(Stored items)
......
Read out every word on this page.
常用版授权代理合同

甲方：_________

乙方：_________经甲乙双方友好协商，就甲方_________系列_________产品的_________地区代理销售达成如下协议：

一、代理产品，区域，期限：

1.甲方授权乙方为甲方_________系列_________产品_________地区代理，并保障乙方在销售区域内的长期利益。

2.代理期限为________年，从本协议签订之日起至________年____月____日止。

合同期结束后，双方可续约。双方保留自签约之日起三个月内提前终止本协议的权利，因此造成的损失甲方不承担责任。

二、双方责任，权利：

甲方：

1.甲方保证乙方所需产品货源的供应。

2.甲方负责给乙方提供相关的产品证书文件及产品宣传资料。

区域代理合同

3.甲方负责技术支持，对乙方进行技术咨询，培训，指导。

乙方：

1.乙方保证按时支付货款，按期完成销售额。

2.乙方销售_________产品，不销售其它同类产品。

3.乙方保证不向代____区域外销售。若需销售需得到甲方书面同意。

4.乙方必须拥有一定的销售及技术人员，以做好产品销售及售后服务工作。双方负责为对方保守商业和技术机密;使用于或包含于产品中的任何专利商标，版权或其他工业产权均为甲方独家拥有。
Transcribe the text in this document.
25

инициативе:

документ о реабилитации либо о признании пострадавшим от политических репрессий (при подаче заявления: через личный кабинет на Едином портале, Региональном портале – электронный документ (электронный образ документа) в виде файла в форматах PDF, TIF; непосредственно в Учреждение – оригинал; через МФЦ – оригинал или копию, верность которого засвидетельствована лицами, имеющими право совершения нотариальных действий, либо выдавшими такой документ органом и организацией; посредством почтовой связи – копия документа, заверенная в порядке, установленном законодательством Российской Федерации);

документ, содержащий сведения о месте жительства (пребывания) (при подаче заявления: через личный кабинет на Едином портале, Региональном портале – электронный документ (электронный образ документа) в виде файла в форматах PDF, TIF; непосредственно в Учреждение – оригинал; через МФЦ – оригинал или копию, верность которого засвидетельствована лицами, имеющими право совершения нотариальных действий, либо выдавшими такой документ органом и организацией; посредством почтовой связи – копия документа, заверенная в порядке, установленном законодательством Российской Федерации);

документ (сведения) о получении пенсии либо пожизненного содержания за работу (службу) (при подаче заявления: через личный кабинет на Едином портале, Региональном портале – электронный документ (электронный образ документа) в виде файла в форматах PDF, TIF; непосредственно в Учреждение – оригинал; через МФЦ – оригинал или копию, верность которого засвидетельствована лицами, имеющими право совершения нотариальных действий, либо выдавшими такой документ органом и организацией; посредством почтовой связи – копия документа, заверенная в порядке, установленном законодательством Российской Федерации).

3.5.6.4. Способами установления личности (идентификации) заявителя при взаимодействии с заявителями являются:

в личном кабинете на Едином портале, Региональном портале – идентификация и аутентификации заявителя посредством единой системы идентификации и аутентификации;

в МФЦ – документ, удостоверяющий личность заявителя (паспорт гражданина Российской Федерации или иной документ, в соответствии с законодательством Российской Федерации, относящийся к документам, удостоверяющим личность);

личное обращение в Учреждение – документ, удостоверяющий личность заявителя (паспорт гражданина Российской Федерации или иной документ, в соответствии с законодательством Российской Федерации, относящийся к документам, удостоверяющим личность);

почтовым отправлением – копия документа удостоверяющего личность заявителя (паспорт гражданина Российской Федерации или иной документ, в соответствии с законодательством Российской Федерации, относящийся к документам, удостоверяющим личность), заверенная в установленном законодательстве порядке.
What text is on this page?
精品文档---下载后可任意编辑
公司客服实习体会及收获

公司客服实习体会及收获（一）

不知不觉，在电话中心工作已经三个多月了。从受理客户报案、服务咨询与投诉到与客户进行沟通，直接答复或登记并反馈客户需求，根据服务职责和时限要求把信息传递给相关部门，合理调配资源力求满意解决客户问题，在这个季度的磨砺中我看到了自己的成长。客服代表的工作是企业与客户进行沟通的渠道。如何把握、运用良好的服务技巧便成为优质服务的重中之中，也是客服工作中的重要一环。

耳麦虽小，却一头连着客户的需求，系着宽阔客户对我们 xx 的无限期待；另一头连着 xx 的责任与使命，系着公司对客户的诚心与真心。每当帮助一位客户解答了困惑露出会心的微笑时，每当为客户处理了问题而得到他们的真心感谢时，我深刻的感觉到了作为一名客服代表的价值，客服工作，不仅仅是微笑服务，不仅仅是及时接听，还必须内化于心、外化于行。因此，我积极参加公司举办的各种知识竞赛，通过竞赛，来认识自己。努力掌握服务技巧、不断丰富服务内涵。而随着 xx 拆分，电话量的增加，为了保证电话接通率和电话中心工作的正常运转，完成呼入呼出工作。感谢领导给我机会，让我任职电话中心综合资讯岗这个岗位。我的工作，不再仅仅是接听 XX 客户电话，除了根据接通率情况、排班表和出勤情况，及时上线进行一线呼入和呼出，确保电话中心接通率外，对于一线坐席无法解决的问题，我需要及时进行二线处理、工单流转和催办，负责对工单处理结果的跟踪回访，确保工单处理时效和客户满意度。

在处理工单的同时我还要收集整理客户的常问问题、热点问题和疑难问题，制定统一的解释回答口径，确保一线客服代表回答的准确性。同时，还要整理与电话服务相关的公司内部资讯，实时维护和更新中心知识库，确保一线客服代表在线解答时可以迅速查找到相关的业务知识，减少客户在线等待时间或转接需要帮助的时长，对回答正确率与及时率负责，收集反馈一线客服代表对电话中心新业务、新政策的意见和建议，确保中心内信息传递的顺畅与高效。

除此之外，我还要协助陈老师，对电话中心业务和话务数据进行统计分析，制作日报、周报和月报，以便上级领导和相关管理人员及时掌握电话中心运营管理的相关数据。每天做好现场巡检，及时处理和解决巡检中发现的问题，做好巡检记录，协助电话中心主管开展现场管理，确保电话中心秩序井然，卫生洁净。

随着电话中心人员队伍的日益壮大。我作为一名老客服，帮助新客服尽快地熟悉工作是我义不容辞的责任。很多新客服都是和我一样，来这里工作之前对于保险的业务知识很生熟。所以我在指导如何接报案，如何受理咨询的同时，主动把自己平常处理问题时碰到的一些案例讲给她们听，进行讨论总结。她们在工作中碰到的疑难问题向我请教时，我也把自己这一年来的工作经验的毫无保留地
......
» **INSTRUCTION**:
From the entries above, copy every line where the word "идентификации" shows up.

» **RESPONSE TO THE TASK**:
3.5.6.4. Способами установления личности (идентификации) заявителя при взаимодействии с заявителями являются:
в личном кабинете на Едином портале, Региональном портале – идентификация и аутентификации заявителя посредством единой системы идентификации и аутентификации;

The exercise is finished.